» Record excerpts:

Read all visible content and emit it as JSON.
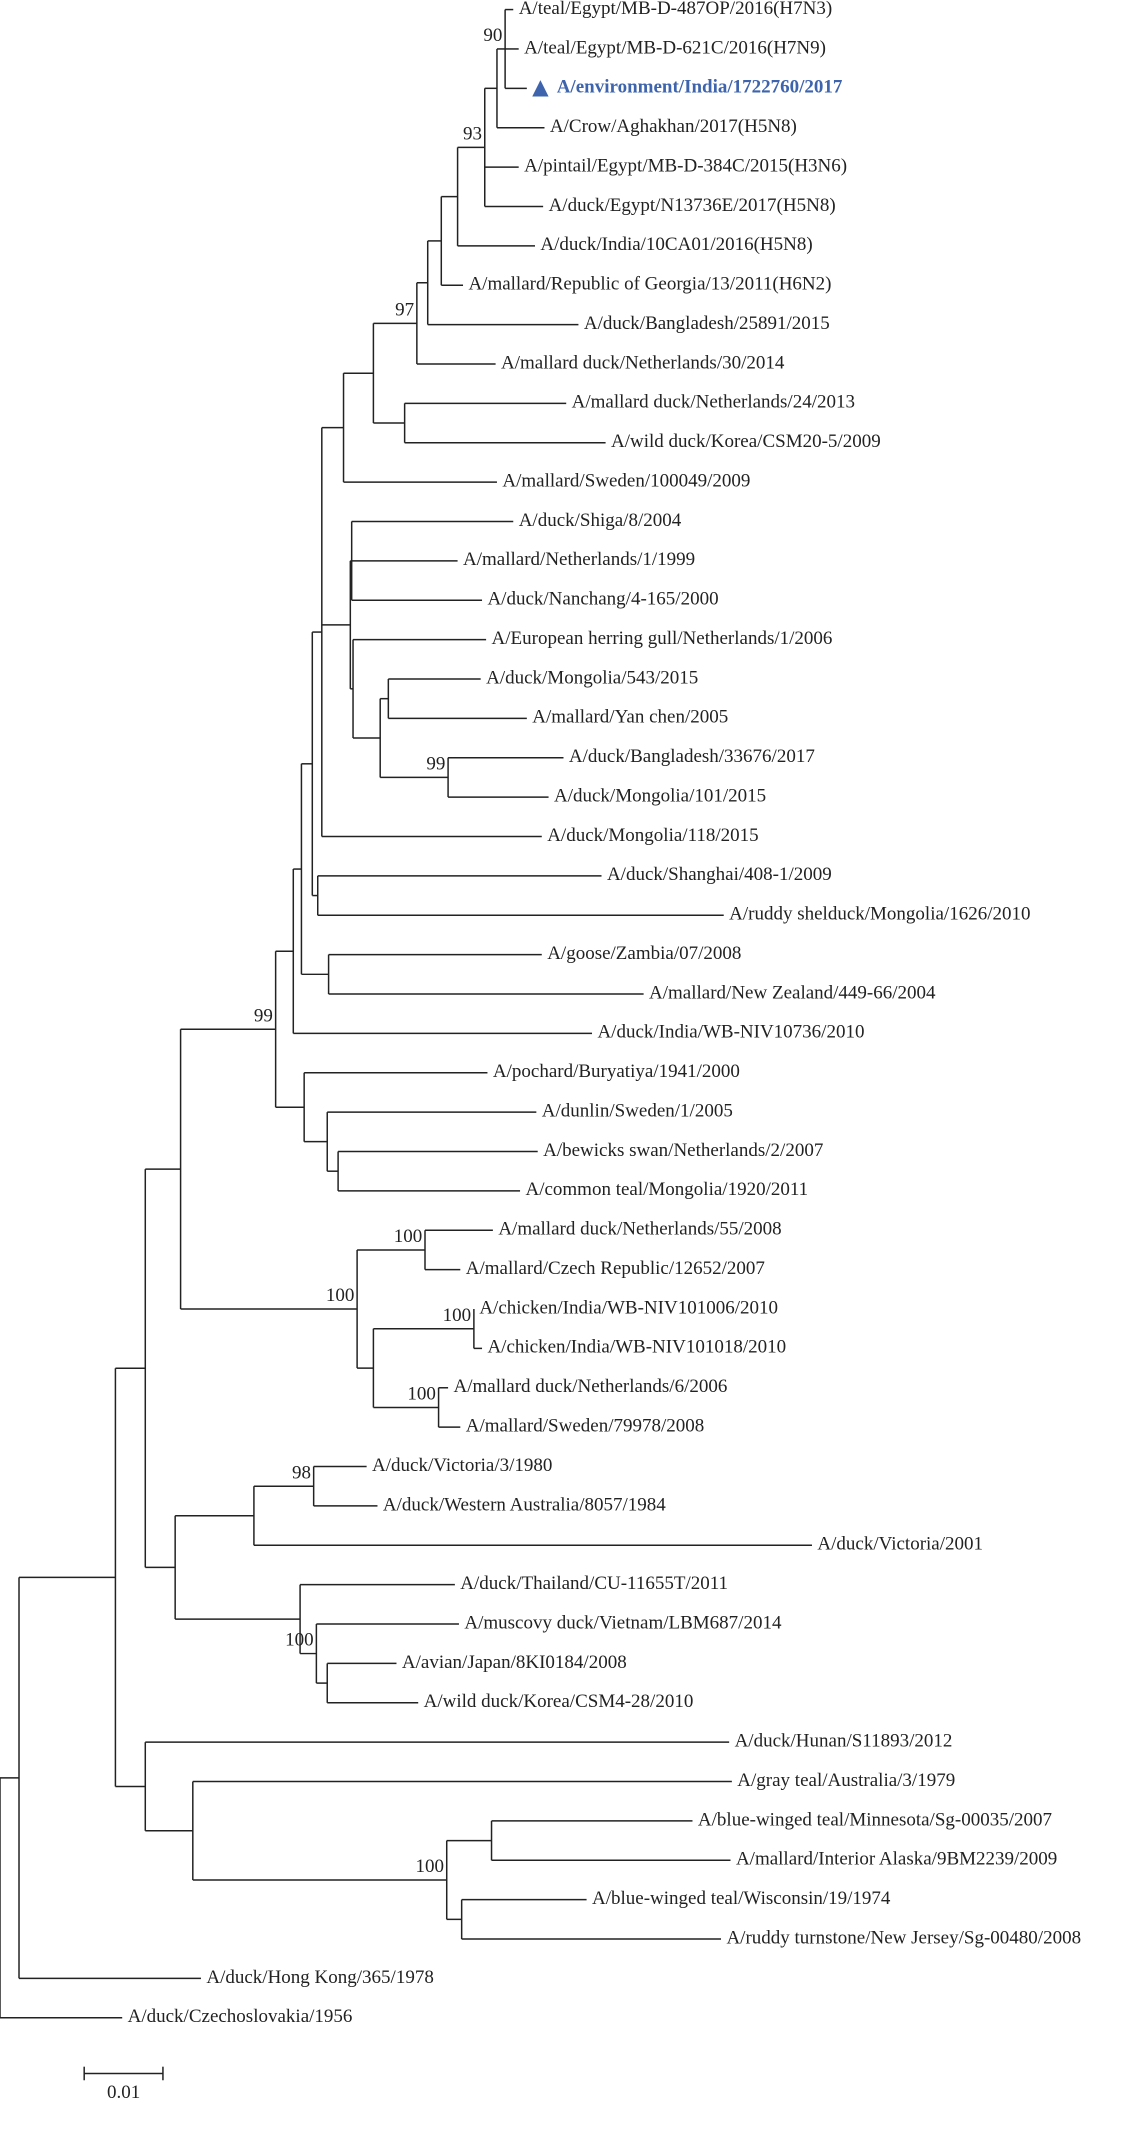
{
  "tree": {
    "leaves": [
      "A/teal/Egypt/MB-D-487OP/2016(H7N3)",
      "A/teal/Egypt/MB-D-621C/2016(H7N9)",
      "A/environment/India/1722760/2017",
      "A/Crow/Aghakhan/2017(H5N8)",
      "A/pintail/Egypt/MB-D-384C/2015(H3N6)",
      "A/duck/Egypt/N13736E/2017(H5N8)",
      "A/duck/India/10CA01/2016(H5N8)",
      "A/mallard/Republic of Georgia/13/2011(H6N2)",
      "A/duck/Bangladesh/25891/2015",
      "A/mallard duck/Netherlands/30/2014",
      "A/mallard duck/Netherlands/24/2013",
      "A/wild duck/Korea/CSM20-5/2009",
      "A/mallard/Sweden/100049/2009",
      "A/duck/Shiga/8/2004",
      "A/mallard/Netherlands/1/1999",
      "A/duck/Nanchang/4-165/2000",
      "A/European herring gull/Netherlands/1/2006",
      "A/duck/Mongolia/543/2015",
      "A/mallard/Yan chen/2005",
      "A/duck/Bangladesh/33676/2017",
      "A/duck/Mongolia/101/2015",
      "A/duck/Mongolia/118/2015",
      "A/duck/Shanghai/408-1/2009",
      "A/ruddy shelduck/Mongolia/1626/2010",
      "A/goose/Zambia/07/2008",
      "A/mallard/New Zealand/449-66/2004",
      "A/duck/India/WB-NIV10736/2010",
      "A/pochard/Buryatiya/1941/2000",
      "A/dunlin/Sweden/1/2005",
      "A/bewicks swan/Netherlands/2/2007",
      "A/common teal/Mongolia/1920/2011",
      "A/mallard duck/Netherlands/55/2008",
      "A/mallard/Czech Republic/12652/2007",
      "A/chicken/India/WB-NIV101006/2010",
      "A/chicken/India/WB-NIV101018/2010",
      "A/mallard duck/Netherlands/6/2006",
      "A/mallard/Sweden/79978/2008",
      "A/duck/Victoria/3/1980",
      "A/duck/Western Australia/8057/1984",
      "A/duck/Victoria/2001",
      "A/duck/Thailand/CU-11655T/2011",
      "A/muscovy duck/Vietnam/LBM687/2014",
      "A/avian/Japan/8KI0184/2008",
      "A/wild duck/Korea/CSM4-28/2010",
      "A/duck/Hunan/S11893/2012",
      "A/gray teal/Australia/3/1979",
      "A/blue-winged teal/Minnesota/Sg-00035/2007",
      "A/mallard/Interior Alaska/9BM2239/2009",
      "A/blue-winged teal/Wisconsin/19/1974",
      "A/ruddy turnstone/New Jersey/Sg-00480/2008",
      "A/duck/Hong Kong/365/1978",
      "A/duck/Czechoslovakia/1956"
    ],
    "bootstrap": [
      90,
      93,
      97,
      99,
      99,
      100,
      100,
      100,
      100,
      98,
      100,
      100
    ],
    "scale_bar": "0.01"
  }
}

» Stated problem: Leave the pictures out, and print every line of the listing exactly as written.

» Answer below:
Read all visible content and emit it as JSON.
{
  "tree": {
    "leaves": [
      "A/teal/Egypt/MB-D-487OP/2016(H7N3)",
      "A/teal/Egypt/MB-D-621C/2016(H7N9)",
      "A/environment/India/1722760/2017",
      "A/Crow/Aghakhan/2017(H5N8)",
      "A/pintail/Egypt/MB-D-384C/2015(H3N6)",
      "A/duck/Egypt/N13736E/2017(H5N8)",
      "A/duck/India/10CA01/2016(H5N8)",
      "A/mallard/Republic of Georgia/13/2011(H6N2)",
      "A/duck/Bangladesh/25891/2015",
      "A/mallard duck/Netherlands/30/2014",
      "A/mallard duck/Netherlands/24/2013",
      "A/wild duck/Korea/CSM20-5/2009",
      "A/mallard/Sweden/100049/2009",
      "A/duck/Shiga/8/2004",
      "A/mallard/Netherlands/1/1999",
      "A/duck/Nanchang/4-165/2000",
      "A/European herring gull/Netherlands/1/2006",
      "A/duck/Mongolia/543/2015",
      "A/mallard/Yan chen/2005",
      "A/duck/Bangladesh/33676/2017",
      "A/duck/Mongolia/101/2015",
      "A/duck/Mongolia/118/2015",
      "A/duck/Shanghai/408-1/2009",
      "A/ruddy shelduck/Mongolia/1626/2010",
      "A/goose/Zambia/07/2008",
      "A/mallard/New Zealand/449-66/2004",
      "A/duck/India/WB-NIV10736/2010",
      "A/pochard/Buryatiya/1941/2000",
      "A/dunlin/Sweden/1/2005",
      "A/bewicks swan/Netherlands/2/2007",
      "A/common teal/Mongolia/1920/2011",
      "A/mallard duck/Netherlands/55/2008",
      "A/mallard/Czech Republic/12652/2007",
      "A/chicken/India/WB-NIV101006/2010",
      "A/chicken/India/WB-NIV101018/2010",
      "A/mallard duck/Netherlands/6/2006",
      "A/mallard/Sweden/79978/2008",
      "A/duck/Victoria/3/1980",
      "A/duck/Western Australia/8057/1984",
      "A/duck/Victoria/2001",
      "A/duck/Thailand/CU-11655T/2011",
      "A/muscovy duck/Vietnam/LBM687/2014",
      "A/avian/Japan/8KI0184/2008",
      "A/wild duck/Korea/CSM4-28/2010",
      "A/duck/Hunan/S11893/2012",
      "A/gray teal/Australia/3/1979",
      "A/blue-winged teal/Minnesota/Sg-00035/2007",
      "A/mallard/Interior Alaska/9BM2239/2009",
      "A/blue-winged teal/Wisconsin/19/1974",
      "A/ruddy turnstone/New Jersey/Sg-00480/2008",
      "A/duck/Hong Kong/365/1978",
      "A/duck/Czechoslovakia/1956"
    ],
    "bootstrap": [
      90,
      93,
      97,
      99,
      99,
      100,
      100,
      100,
      100,
      98,
      100,
      100
    ],
    "scale_bar": "0.01"
  }
}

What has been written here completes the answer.